■ **TASK DESCRIPTION**
Determine the count of lines holding "distance" and give that count alone.

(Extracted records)
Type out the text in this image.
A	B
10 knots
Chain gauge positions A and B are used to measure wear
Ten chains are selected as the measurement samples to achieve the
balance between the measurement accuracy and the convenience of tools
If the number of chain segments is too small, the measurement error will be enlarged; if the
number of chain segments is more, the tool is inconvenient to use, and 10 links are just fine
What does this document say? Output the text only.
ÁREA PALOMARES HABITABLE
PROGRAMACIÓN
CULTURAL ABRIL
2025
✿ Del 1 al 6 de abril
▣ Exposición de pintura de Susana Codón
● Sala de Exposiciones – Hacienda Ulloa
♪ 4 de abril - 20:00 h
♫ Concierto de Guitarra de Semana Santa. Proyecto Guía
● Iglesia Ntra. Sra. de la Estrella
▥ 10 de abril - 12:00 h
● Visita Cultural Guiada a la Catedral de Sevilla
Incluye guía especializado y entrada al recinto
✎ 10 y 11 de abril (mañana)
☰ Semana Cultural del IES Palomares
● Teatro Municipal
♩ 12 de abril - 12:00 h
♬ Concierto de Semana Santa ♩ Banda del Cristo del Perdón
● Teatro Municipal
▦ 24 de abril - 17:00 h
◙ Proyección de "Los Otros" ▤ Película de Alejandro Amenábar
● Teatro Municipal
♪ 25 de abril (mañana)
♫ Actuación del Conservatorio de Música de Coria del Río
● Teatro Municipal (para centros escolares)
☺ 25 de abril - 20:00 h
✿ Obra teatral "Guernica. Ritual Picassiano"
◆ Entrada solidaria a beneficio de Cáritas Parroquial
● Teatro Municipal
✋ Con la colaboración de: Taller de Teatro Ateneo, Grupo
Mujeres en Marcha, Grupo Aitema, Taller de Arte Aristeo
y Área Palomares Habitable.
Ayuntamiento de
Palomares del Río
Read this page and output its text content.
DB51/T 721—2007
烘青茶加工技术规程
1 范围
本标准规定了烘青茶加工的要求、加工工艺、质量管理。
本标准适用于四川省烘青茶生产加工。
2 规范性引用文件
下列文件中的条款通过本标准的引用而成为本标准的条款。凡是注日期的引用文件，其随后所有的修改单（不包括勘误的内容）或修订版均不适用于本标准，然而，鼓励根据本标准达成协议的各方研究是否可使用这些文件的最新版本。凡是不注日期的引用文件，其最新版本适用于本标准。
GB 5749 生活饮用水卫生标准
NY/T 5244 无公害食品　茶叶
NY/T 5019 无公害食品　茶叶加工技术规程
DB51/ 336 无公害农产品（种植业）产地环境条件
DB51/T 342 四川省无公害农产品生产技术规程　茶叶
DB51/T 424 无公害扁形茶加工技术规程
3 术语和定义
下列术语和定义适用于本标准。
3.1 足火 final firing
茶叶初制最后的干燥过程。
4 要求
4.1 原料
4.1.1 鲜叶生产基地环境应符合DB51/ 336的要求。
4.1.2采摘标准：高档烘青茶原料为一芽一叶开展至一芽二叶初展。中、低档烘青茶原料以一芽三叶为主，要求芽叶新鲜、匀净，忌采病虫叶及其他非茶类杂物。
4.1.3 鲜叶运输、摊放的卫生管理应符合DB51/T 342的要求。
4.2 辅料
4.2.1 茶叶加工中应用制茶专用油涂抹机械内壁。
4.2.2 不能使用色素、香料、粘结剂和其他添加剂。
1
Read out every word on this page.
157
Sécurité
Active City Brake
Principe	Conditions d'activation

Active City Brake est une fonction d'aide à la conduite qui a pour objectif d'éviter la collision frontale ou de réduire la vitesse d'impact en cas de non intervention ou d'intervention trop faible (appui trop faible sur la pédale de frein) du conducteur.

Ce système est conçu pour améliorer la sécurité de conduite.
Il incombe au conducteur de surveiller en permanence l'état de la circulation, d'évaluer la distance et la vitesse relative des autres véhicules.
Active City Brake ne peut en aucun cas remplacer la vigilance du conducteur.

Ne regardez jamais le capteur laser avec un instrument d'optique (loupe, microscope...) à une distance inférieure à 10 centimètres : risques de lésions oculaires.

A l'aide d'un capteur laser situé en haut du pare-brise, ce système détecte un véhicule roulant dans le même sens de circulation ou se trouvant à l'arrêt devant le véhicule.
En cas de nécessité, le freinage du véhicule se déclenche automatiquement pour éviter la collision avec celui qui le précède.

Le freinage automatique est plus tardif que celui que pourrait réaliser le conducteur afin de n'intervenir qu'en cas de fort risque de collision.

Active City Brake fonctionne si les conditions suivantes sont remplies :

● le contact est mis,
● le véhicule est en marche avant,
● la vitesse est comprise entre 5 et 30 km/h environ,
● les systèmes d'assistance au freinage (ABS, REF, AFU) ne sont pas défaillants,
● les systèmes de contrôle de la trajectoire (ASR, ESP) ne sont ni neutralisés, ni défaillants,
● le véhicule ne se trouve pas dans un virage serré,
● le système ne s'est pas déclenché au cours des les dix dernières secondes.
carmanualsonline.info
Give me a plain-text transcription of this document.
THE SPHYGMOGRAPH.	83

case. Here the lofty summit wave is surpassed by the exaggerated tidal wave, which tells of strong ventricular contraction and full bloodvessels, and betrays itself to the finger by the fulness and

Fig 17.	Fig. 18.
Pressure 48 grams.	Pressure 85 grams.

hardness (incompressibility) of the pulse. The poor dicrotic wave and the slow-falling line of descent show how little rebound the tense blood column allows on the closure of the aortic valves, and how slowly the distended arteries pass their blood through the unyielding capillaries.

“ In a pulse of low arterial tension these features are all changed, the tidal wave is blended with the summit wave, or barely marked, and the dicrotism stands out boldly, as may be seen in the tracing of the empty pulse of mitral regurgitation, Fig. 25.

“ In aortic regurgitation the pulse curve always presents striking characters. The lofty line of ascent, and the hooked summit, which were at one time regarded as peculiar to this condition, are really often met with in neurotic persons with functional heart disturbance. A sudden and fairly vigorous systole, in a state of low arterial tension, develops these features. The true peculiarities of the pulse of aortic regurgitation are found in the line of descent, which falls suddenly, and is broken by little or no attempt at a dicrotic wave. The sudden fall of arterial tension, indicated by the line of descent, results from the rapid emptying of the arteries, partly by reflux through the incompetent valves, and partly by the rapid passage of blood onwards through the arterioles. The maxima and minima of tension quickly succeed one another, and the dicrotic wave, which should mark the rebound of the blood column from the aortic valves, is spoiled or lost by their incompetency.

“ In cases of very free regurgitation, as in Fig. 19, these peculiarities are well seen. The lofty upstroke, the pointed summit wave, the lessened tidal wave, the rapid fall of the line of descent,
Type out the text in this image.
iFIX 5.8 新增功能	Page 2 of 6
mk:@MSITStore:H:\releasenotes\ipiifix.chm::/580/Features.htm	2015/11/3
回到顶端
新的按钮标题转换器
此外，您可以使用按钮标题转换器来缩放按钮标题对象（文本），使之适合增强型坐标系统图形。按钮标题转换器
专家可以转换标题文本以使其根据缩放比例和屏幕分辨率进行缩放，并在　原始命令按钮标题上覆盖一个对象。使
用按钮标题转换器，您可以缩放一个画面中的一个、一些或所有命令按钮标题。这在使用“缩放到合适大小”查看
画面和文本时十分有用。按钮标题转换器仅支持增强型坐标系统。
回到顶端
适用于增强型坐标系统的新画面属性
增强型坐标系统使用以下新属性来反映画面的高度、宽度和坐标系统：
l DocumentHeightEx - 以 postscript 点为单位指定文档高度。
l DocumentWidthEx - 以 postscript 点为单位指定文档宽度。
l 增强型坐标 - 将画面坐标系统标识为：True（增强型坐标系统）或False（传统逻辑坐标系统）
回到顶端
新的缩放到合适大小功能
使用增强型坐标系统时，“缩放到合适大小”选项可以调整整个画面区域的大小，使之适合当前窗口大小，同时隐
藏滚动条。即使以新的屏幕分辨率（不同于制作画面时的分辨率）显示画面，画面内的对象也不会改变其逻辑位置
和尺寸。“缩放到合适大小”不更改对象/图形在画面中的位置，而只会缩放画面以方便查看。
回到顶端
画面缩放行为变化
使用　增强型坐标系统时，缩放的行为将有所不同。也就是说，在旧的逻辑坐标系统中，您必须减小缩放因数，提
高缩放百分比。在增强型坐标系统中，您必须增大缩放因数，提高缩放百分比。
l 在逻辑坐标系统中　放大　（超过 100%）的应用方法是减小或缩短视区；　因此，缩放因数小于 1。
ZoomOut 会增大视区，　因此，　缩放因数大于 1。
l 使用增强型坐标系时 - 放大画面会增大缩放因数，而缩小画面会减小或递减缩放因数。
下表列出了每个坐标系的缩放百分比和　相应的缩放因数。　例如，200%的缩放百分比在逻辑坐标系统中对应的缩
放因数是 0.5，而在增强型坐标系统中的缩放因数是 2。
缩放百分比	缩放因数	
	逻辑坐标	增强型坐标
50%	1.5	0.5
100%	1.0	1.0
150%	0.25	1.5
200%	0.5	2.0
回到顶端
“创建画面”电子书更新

■ **SOLUTION FOR THIS EXERCISE**
2